Exercise brief: Find the lines holding the word "JSON" and collect them.

Recorded data:
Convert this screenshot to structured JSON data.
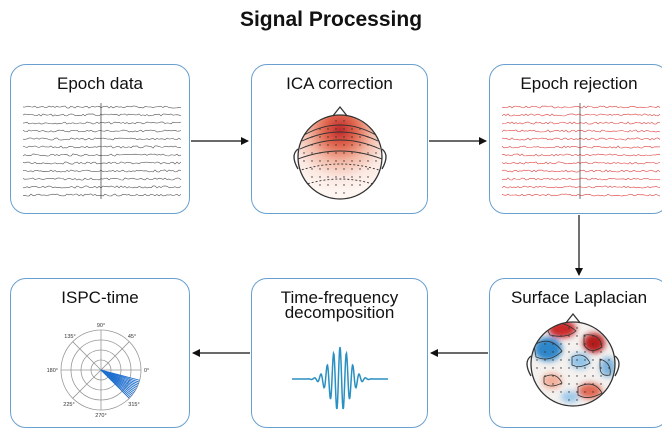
{
  "title": "Signal Processing",
  "steps": {
    "epoch_data": "Epoch data",
    "ica_correction": "ICA correction",
    "epoch_rejection": "Epoch rejection",
    "surface_laplacian": "Surface Laplacian",
    "time_frequency_line1": "Time-frequency",
    "time_frequency_line2": "decomposition",
    "ispc_time": "ISPC-time"
  },
  "polar_labels": {
    "a0": "0°",
    "a45": "45°",
    "a90": "90°",
    "a135": "135°",
    "a180": "180°",
    "a225": "225°",
    "a270": "270°",
    "a315": "315°"
  },
  "colors": {
    "box_border": "#6aa0cf",
    "trace_black": "#555555",
    "trace_red": "#e04040",
    "wavelet": "#2a8fc1",
    "ispc": "#1f6fcf"
  }
}
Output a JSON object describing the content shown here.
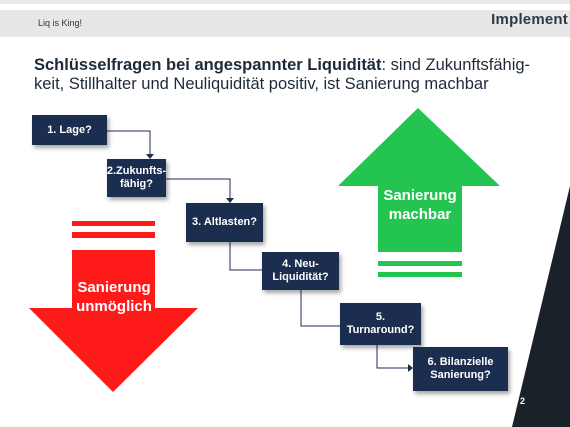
{
  "header": {
    "left_text": "Liq is King!",
    "logo_text": "Implement"
  },
  "title": {
    "bold": "Schlüsselfragen bei angespannter Liquidität",
    "line1_rest": ": sind Zukunftsfähig-",
    "line2": "keit, Stillhalter und Neuliquidität positiv, ist Sanierung machbar"
  },
  "steps": [
    {
      "line1": "1. Lage?",
      "line2": ""
    },
    {
      "line1": "2.Zukunfts-",
      "line2": "fähig?"
    },
    {
      "line1": "3. Altlasten?",
      "line2": ""
    },
    {
      "line1": "4. Neu-",
      "line2": "Liquidität?"
    },
    {
      "line1": "5.",
      "line2": "Turnaround?"
    },
    {
      "line1": "6. Bilanzielle",
      "line2": "Sanierung?"
    }
  ],
  "arrows": {
    "down_label_1": "Sanierung",
    "down_label_2": "unmöglich",
    "up_label_1": "Sanierung",
    "up_label_2": "machbar"
  },
  "colors": {
    "box": "#1c2e4f",
    "red": "#ff1a1a",
    "green": "#23c550"
  },
  "page_number": "2"
}
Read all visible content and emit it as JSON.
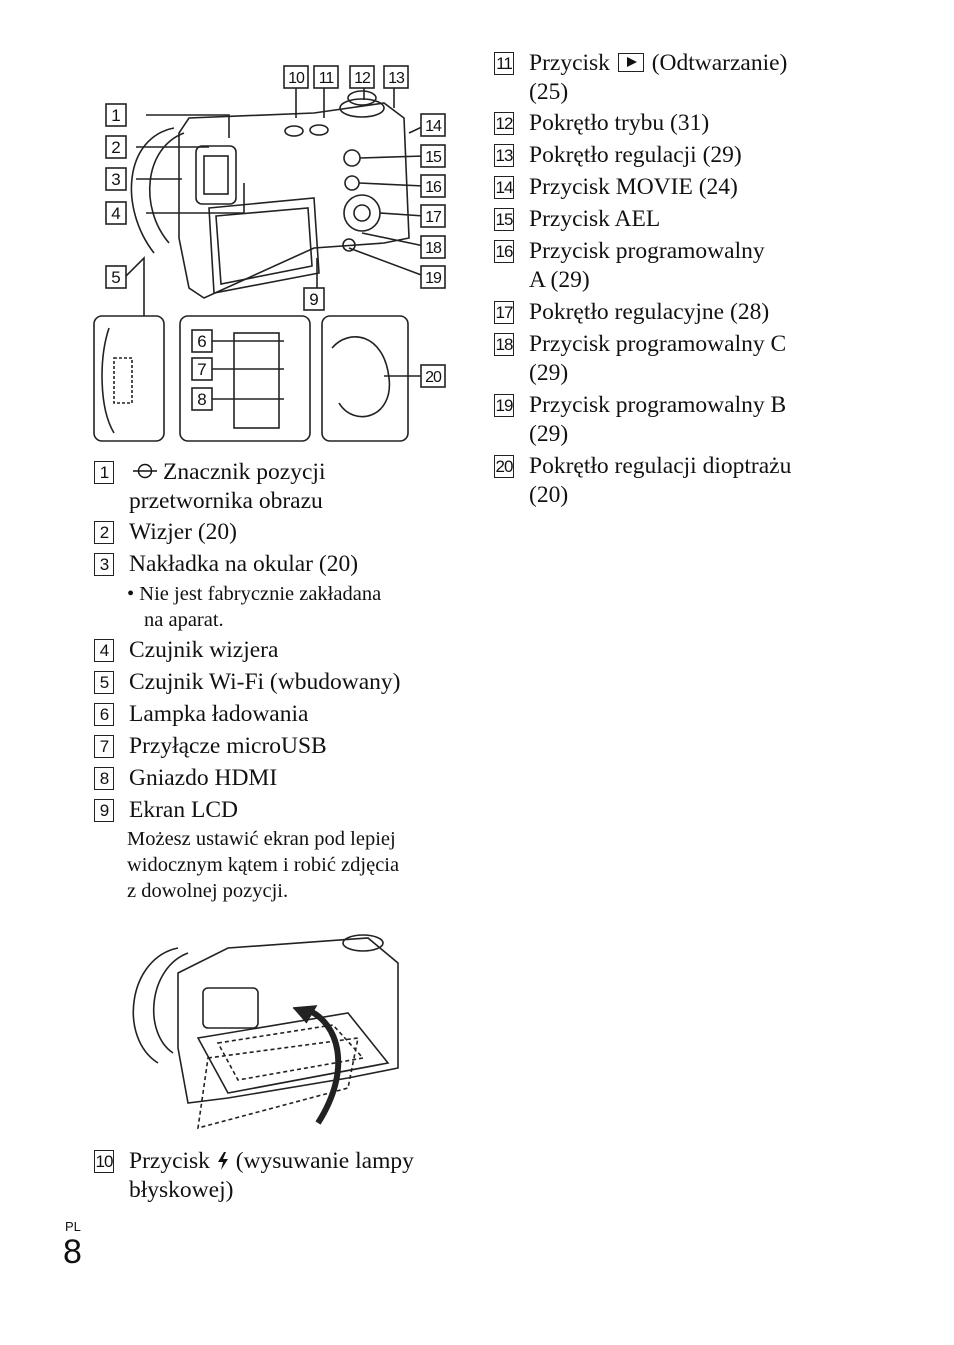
{
  "left_items": [
    {
      "num": "1",
      "text": "Znacznik pozycji",
      "cont": "przetwornika obrazu",
      "icon": "image-sensor-position-icon"
    },
    {
      "num": "2",
      "text": "Wizjer (20)"
    },
    {
      "num": "3",
      "text": "Nakładka na okular (20)"
    },
    {
      "num": "4",
      "text": "Czujnik wizjera"
    },
    {
      "num": "5",
      "text": "Czujnik Wi-Fi (wbudowany)"
    },
    {
      "num": "6",
      "text": "Lampka ładowania"
    },
    {
      "num": "7",
      "text": "Przyłącze microUSB"
    },
    {
      "num": "8",
      "text": "Gniazdo HDMI"
    },
    {
      "num": "9",
      "text": "Ekran LCD"
    }
  ],
  "note_3": [
    "• Nie jest fabrycznie zakładana",
    "na aparat."
  ],
  "note_9": [
    "Możesz ustawić ekran pod lepiej",
    "widocznym kątem i robić zdjęcia",
    "z dowolnej pozycji."
  ],
  "item_10": {
    "num": "10",
    "before": "Przycisk",
    "icon": "flash-icon",
    "after": "(wysuwanie lampy",
    "cont": "błyskowej)"
  },
  "right_items": [
    {
      "num": "11",
      "before": "Przycisk",
      "icon": "playback-icon",
      "after": "(Odtwarzanie)",
      "cont": "(25)"
    },
    {
      "num": "12",
      "text": "Pokrętło trybu (31)"
    },
    {
      "num": "13",
      "text": "Pokrętło regulacji (29)"
    },
    {
      "num": "14",
      "text": "Przycisk MOVIE (24)"
    },
    {
      "num": "15",
      "text": "Przycisk AEL"
    },
    {
      "num": "16",
      "text": "Przycisk programowalny",
      "cont": "A (29)"
    },
    {
      "num": "17",
      "text": "Pokrętło regulacyjne (28)"
    },
    {
      "num": "18",
      "text": "Przycisk programowalny C",
      "cont": "(29)"
    },
    {
      "num": "19",
      "text": "Przycisk programowalny B",
      "cont": "(29)"
    },
    {
      "num": "20",
      "text": "Pokrętło regulacji dioptrażu",
      "cont": "(20)"
    }
  ],
  "callouts": [
    "1",
    "2",
    "3",
    "4",
    "5",
    "6",
    "7",
    "8",
    "9",
    "10",
    "11",
    "12",
    "13",
    "14",
    "15",
    "16",
    "17",
    "18",
    "19",
    "20"
  ],
  "footer": {
    "lang": "PL",
    "page": "8"
  }
}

Task response:
Convert this screenshot to structured JSON data.
Output a JSON object describing the content shown here.
Read all visible content and emit it as JSON.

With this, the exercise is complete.